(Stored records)
◆ ◆ ◆ ◆ ◆

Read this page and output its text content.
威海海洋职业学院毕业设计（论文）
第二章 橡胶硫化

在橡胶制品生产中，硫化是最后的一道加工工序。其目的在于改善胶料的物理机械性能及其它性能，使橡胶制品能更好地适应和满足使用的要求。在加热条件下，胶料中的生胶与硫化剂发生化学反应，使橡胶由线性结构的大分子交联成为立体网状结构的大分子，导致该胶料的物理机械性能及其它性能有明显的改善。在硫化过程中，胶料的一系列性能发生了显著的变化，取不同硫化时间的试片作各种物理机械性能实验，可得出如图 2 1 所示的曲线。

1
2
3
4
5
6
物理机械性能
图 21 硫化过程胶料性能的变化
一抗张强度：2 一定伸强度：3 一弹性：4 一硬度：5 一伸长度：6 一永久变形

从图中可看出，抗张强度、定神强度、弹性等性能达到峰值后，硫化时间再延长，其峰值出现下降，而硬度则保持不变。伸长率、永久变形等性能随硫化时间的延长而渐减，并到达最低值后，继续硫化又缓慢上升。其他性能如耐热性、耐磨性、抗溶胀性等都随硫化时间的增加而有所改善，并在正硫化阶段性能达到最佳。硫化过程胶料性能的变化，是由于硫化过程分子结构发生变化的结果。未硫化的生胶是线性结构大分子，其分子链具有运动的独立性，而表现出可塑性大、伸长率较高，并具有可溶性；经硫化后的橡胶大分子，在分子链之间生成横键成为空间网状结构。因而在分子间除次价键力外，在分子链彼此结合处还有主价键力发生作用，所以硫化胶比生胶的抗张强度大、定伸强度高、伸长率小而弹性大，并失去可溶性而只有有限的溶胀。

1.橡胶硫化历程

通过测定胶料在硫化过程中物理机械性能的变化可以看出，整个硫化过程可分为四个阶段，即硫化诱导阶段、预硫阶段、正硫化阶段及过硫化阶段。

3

◆ ◆ ◆ ◆ ◆

**Aim**
Your task is to quote all of the data word for word.

**The answer**
Read this page and output its text content.
威海海洋职业学院毕业设计（论文）
第二章 橡胶硫化

在橡胶制品生产中，硫化是最后的一道加工工序。其目的在于改善胶料的物理机械性能及其它性能，使橡胶制品能更好地适应和满足使用的要求。在加热条件下，胶料中的生胶与硫化剂发生化学反应，使橡胶由线性结构的大分子交联成为立体网状结构的大分子，导致该胶料的物理机械性能及其它性能有明显的改善。在硫化过程中，胶料的一系列性能发生了显著的变化，取不同硫化时间的试片作各种物理机械性能实验，可得出如图 2 1 所示的曲线。

1
2
3
4
5
6
物理机械性能
图 21 硫化过程胶料性能的变化
一抗张强度：2 一定伸强度：3 一弹性：4 一硬度：5 一伸长度：6 一永久变形

从图中可看出，抗张强度、定神强度、弹性等性能达到峰值后，硫化时间再延长，其峰值出现下降，而硬度则保持不变。伸长率、永久变形等性能随硫化时间的延长而渐减，并到达最低值后，继续硫化又缓慢上升。其他性能如耐热性、耐磨性、抗溶胀性等都随硫化时间的增加而有所改善，并在正硫化阶段性能达到最佳。硫化过程胶料性能的变化，是由于硫化过程分子结构发生变化的结果。未硫化的生胶是线性结构大分子，其分子链具有运动的独立性，而表现出可塑性大、伸长率较高，并具有可溶性；经硫化后的橡胶大分子，在分子链之间生成横键成为空间网状结构。因而在分子间除次价键力外，在分子链彼此结合处还有主价键力发生作用，所以硫化胶比生胶的抗张强度大、定伸强度高、伸长率小而弹性大，并失去可溶性而只有有限的溶胀。

1.橡胶硫化历程

通过测定胶料在硫化过程中物理机械性能的变化可以看出，整个硫化过程可分为四个阶段，即硫化诱导阶段、预硫阶段、正硫化阶段及过硫化阶段。

3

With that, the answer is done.